Short exercise 1: Which people does the opinion below name?
Short exercise 2:
Answer these questions from the opinion below:
(a) What amount did Merrill Lynch start this action to recover?
(b) In what month and year did Boeck open a commodities account with Merrill Lynch?
(c) In which publication did the Merrill Lynch advertisement that drew Boeck appear?

Article:
■ ■ ■ ■ ■ ■ ■
The issues decided in this case are: (1) Does a commodities broker who undertakes to provide investment information and counsel to a customer with a nondiscretionary account, and who later learns that previously given information has been changed or was incorrect, have a fiduciary duty to disclose the latest information before the customer invests through the same broker in reliance on the original disclosure?
(2) Under what circumstances can a commodities broker be held strictly responsible for misrepresentation concerning investment advice?
(3) Based on the jury instructions on fiduciary duty and negligent misrepresentation, is a new trial necessary in the interest of justice for failure to try the real issue?
The circuit court for Dane county, William F. Eich, judge, ruled as a matter of law that Merrill Lynch owed no fiduciary duty to George V. Boeck in granting a judgment notwithstanding the verdict. The court ruled as a matter of law that strict responsibility for misrepresentation was not appropriate. The court of appeals affirmed the trial court judgment in Merrill Lynch v. Boeck, 120 Wis. 2d 591, 357 N.W.2d 287 (Ct. App. 1984).
Merrill Lynch commenced this action to recover $21,712 that Boeck owed on his investment account for *131soybean futures transactions made during May, 1978. Boeck denied liability and counterclaimed for the losses he sustained on the transactions.
Boeck was an experienced commodities investor who had dealt with two other brokerage houses before opening a commodities account with Merrill Lynch in February, 1977. Before he began trading with Merrill Lynch, Boeck subscribed to several publications and services concerned with commodities investments. Boeck signed a commodities account agreement that set forth the risky and speculative nature of investing in commodities futures contracts and that warned of the possibility of significant losses. Merrill Lynch had no authority to decide what trades to make in Boeck's account.
Boeck was drawn to Merrill Lynch by an advertisement placed by Merrill Lynch in the Wall Street Journal. He stated that he opened the account at Merrill Lynch because the company had a good reputation for financial services and a strong research program in the commodities field.
Douglas Terrill, Boeck's broker at Merrill Lynch, testified that during March, April and May of 1978, Boeck regularly asked what information Merrill Lynch's research department had about particular commodities. Boeck claims that he based his commodities investment decisions on the information and advice given to him by Merrill Lynch.
■ ■ ■ ■ ■ ■ ■
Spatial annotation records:
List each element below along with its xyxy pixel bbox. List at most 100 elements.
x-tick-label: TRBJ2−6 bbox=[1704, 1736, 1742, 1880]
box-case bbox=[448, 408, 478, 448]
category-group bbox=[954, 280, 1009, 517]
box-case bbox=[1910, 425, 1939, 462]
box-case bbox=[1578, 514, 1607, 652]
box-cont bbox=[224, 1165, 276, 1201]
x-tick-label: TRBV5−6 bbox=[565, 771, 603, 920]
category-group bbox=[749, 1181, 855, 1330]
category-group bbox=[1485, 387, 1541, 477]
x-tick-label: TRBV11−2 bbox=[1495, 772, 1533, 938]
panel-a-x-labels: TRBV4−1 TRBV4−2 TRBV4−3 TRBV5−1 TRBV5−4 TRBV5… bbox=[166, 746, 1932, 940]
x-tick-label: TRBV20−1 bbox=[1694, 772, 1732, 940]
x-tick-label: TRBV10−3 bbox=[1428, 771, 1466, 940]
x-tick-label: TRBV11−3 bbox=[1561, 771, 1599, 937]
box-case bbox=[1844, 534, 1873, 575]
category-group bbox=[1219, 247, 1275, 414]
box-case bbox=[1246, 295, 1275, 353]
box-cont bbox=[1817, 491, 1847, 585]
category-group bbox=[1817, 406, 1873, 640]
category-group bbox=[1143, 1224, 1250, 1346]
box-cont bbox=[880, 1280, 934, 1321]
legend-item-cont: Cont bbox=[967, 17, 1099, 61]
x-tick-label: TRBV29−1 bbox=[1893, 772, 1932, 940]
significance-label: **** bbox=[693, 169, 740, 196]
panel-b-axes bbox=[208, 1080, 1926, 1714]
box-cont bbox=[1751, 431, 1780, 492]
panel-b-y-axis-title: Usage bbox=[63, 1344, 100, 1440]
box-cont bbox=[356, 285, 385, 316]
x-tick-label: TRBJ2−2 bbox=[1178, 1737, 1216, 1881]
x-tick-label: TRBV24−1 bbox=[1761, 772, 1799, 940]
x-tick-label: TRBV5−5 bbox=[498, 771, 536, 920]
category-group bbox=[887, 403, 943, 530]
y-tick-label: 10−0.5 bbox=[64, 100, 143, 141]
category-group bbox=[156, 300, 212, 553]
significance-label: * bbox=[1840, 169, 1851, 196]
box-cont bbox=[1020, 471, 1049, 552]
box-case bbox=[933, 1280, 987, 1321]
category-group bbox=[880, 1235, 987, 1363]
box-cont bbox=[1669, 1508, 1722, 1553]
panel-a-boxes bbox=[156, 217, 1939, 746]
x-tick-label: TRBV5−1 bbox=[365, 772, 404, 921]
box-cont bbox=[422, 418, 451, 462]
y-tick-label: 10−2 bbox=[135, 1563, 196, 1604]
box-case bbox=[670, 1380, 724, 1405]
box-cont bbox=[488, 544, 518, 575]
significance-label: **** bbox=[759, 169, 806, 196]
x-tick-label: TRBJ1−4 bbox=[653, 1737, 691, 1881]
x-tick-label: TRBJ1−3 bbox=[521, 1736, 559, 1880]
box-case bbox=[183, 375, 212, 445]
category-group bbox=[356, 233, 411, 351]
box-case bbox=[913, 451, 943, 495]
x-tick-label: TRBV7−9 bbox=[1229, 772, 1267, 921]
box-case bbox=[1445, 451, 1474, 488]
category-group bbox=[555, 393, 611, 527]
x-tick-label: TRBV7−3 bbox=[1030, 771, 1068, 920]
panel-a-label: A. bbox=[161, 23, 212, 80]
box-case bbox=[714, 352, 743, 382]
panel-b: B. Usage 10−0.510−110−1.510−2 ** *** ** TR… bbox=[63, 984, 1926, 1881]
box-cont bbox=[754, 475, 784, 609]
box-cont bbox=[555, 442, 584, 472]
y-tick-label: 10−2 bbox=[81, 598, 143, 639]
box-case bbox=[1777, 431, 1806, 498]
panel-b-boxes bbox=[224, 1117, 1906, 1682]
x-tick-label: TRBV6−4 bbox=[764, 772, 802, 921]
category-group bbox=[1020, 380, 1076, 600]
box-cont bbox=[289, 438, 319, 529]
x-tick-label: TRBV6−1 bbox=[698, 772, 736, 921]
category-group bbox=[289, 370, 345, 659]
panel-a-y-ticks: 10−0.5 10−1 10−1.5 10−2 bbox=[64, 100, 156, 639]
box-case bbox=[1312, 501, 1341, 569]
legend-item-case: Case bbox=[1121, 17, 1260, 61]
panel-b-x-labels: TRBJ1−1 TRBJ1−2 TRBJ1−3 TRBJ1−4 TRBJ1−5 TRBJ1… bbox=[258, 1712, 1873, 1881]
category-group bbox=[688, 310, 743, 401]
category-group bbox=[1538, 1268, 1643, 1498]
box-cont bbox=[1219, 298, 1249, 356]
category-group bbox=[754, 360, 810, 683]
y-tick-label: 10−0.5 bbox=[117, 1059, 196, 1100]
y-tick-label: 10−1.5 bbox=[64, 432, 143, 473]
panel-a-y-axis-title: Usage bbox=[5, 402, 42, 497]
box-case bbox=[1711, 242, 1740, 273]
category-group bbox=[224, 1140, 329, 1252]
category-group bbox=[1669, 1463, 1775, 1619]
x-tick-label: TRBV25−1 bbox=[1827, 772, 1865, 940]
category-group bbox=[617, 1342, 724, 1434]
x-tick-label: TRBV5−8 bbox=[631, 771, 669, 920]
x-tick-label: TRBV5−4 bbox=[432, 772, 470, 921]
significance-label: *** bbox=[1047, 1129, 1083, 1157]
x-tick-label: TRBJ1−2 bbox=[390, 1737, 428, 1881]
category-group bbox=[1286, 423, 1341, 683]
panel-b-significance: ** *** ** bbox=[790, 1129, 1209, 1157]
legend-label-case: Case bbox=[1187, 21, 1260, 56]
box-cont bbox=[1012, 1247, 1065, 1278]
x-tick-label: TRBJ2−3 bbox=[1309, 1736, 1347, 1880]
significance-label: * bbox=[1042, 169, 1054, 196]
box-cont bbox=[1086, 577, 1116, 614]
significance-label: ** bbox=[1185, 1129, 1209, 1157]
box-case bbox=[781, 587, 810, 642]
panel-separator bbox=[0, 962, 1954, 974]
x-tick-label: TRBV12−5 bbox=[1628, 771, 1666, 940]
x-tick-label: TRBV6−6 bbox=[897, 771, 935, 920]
■ ■ ■ ■ ■ ■ ■
Solution 1:
William F. Eich
George V. Boeck
Douglas Terrill

Solution 2:
(a) $21,712
(b) February 1977
(c) The Wall Street Journal